◆ **The request**
Repeat the material exactly as it appears.

◆ **Dataset excerpts**
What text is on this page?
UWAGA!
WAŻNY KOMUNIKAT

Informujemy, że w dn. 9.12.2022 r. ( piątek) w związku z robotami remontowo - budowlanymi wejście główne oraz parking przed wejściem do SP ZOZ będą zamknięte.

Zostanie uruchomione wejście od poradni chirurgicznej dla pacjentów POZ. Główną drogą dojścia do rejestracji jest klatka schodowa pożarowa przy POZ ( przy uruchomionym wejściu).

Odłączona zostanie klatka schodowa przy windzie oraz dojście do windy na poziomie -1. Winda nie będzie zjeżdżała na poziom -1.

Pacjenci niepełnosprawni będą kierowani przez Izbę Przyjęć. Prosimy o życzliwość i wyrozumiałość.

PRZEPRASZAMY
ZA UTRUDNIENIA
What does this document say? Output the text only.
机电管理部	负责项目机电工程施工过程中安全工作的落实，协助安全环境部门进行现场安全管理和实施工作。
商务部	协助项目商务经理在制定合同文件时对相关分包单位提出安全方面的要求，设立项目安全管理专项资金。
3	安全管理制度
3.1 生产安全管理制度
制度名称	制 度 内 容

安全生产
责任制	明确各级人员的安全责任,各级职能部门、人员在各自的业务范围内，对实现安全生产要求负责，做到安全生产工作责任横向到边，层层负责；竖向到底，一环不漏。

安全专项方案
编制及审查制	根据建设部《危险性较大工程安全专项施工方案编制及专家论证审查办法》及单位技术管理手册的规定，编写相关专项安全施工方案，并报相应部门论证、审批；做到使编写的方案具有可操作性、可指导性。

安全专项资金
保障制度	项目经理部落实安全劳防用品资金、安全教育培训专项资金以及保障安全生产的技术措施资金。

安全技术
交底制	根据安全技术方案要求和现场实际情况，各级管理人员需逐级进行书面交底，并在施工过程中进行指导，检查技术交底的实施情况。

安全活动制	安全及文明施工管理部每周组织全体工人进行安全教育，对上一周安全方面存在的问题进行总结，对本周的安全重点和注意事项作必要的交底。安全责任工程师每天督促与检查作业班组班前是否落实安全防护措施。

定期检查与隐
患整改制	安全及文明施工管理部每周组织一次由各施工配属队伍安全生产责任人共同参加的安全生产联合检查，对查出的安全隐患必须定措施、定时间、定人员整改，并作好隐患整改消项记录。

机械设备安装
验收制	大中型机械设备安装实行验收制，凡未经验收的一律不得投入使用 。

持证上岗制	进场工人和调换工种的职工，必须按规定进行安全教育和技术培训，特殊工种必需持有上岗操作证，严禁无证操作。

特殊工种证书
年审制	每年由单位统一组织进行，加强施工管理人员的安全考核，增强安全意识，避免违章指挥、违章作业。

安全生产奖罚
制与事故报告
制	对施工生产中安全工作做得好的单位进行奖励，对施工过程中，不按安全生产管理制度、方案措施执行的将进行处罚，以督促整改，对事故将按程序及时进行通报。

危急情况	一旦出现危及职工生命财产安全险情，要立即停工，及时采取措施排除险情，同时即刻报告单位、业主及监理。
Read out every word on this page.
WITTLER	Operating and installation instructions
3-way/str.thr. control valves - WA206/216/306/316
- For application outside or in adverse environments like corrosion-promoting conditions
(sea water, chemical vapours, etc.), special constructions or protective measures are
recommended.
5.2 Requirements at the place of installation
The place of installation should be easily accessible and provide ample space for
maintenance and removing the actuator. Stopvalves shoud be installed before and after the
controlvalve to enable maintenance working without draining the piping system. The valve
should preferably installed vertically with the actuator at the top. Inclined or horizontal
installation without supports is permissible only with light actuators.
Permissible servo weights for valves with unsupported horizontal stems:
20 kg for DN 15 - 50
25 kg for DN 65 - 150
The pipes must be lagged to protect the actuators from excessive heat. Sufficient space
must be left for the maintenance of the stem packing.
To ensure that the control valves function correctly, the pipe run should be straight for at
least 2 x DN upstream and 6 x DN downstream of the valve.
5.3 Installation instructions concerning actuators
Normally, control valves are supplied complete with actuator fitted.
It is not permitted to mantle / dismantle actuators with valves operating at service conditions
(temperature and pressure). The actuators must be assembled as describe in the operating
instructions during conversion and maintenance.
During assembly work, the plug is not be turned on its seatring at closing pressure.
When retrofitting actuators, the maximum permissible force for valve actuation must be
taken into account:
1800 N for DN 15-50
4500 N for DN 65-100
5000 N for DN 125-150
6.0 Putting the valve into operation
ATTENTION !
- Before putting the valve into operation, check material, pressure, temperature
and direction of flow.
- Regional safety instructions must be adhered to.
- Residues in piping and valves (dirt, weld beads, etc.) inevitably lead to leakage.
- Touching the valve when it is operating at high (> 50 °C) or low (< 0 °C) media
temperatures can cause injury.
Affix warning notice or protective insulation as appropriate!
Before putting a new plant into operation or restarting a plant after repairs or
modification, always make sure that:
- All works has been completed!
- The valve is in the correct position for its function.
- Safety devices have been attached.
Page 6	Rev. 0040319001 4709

◆ **Complete output**
What text is on this page?
UWAGA!
WAŻNY KOMUNIKAT

Informujemy, że w dn. 9.12.2022 r. ( piątek) w związku z robotami remontowo - budowlanymi wejście główne oraz parking przed wejściem do SP ZOZ będą zamknięte.

Zostanie uruchomione wejście od poradni chirurgicznej dla pacjentów POZ. Główną drogą dojścia do rejestracji jest klatka schodowa pożarowa przy POZ ( przy uruchomionym wejściu).

Odłączona zostanie klatka schodowa przy windzie oraz dojście do windy na poziomie -1. Winda nie będzie zjeżdżała na poziom -1.

Pacjenci niepełnosprawni będą kierowani przez Izbę Przyjęć. Prosimy o życzliwość i wyrozumiałość.

PRZEPRASZAMY
ZA UTRUDNIENIA
What does this document say? Output the text only.
机电管理部	负责项目机电工程施工过程中安全工作的落实，协助安全环境部门进行现场安全管理和实施工作。
商务部	协助项目商务经理在制定合同文件时对相关分包单位提出安全方面的要求，设立项目安全管理专项资金。
3	安全管理制度
3.1 生产安全管理制度
制度名称	制 度 内 容

安全生产
责任制	明确各级人员的安全责任,各级职能部门、人员在各自的业务范围内，对实现安全生产要求负责，做到安全生产工作责任横向到边，层层负责；竖向到底，一环不漏。

安全专项方案
编制及审查制	根据建设部《危险性较大工程安全专项施工方案编制及专家论证审查办法》及单位技术管理手册的规定，编写相关专项安全施工方案，并报相应部门论证、审批；做到使编写的方案具有可操作性、可指导性。

安全专项资金
保障制度	项目经理部落实安全劳防用品资金、安全教育培训专项资金以及保障安全生产的技术措施资金。

安全技术
交底制	根据安全技术方案要求和现场实际情况，各级管理人员需逐级进行书面交底，并在施工过程中进行指导，检查技术交底的实施情况。

安全活动制	安全及文明施工管理部每周组织全体工人进行安全教育，对上一周安全方面存在的问题进行总结，对本周的安全重点和注意事项作必要的交底。安全责任工程师每天督促与检查作业班组班前是否落实安全防护措施。

定期检查与隐
患整改制	安全及文明施工管理部每周组织一次由各施工配属队伍安全生产责任人共同参加的安全生产联合检查，对查出的安全隐患必须定措施、定时间、定人员整改，并作好隐患整改消项记录。

机械设备安装
验收制	大中型机械设备安装实行验收制，凡未经验收的一律不得投入使用 。

持证上岗制	进场工人和调换工种的职工，必须按规定进行安全教育和技术培训，特殊工种必需持有上岗操作证，严禁无证操作。

特殊工种证书
年审制	每年由单位统一组织进行，加强施工管理人员的安全考核，增强安全意识，避免违章指挥、违章作业。

安全生产奖罚
制与事故报告
制	对施工生产中安全工作做得好的单位进行奖励，对施工过程中，不按安全生产管理制度、方案措施执行的将进行处罚，以督促整改，对事故将按程序及时进行通报。

危急情况	一旦出现危及职工生命财产安全险情，要立即停工，及时采取措施排除险情，同时即刻报告单位、业主及监理。
Read out every word on this page.
WITTLER	Operating and installation instructions
3-way/str.thr. control valves - WA206/216/306/316
- For application outside or in adverse environments like corrosion-promoting conditions
(sea water, chemical vapours, etc.), special constructions or protective measures are
recommended.
5.2 Requirements at the place of installation
The place of installation should be easily accessible and provide ample space for
maintenance and removing the actuator. Stopvalves shoud be installed before and after the
controlvalve to enable maintenance working without draining the piping system. The valve
should preferably installed vertically with the actuator at the top. Inclined or horizontal
installation without supports is permissible only with light actuators.
Permissible servo weights for valves with unsupported horizontal stems:
20 kg for DN 15 - 50
25 kg for DN 65 - 150
The pipes must be lagged to protect the actuators from excessive heat. Sufficient space
must be left for the maintenance of the stem packing.
To ensure that the control valves function correctly, the pipe run should be straight for at
least 2 x DN upstream and 6 x DN downstream of the valve.
5.3 Installation instructions concerning actuators
Normally, control valves are supplied complete with actuator fitted.
It is not permitted to mantle / dismantle actuators with valves operating at service conditions
(temperature and pressure). The actuators must be assembled as describe in the operating
instructions during conversion and maintenance.
During assembly work, the plug is not be turned on its seatring at closing pressure.
When retrofitting actuators, the maximum permissible force for valve actuation must be
taken into account:
1800 N for DN 15-50
4500 N for DN 65-100
5000 N for DN 125-150
6.0 Putting the valve into operation
ATTENTION !
- Before putting the valve into operation, check material, pressure, temperature
and direction of flow.
- Regional safety instructions must be adhered to.
- Residues in piping and valves (dirt, weld beads, etc.) inevitably lead to leakage.
- Touching the valve when it is operating at high (> 50 °C) or low (< 0 °C) media
temperatures can cause injury.
Affix warning notice or protective insulation as appropriate!
Before putting a new plant into operation or restarting a plant after repairs or
modification, always make sure that:
- All works has been completed!
- The valve is in the correct position for its function.
- Safety devices have been attached.
Page 6	Rev. 0040319001 4709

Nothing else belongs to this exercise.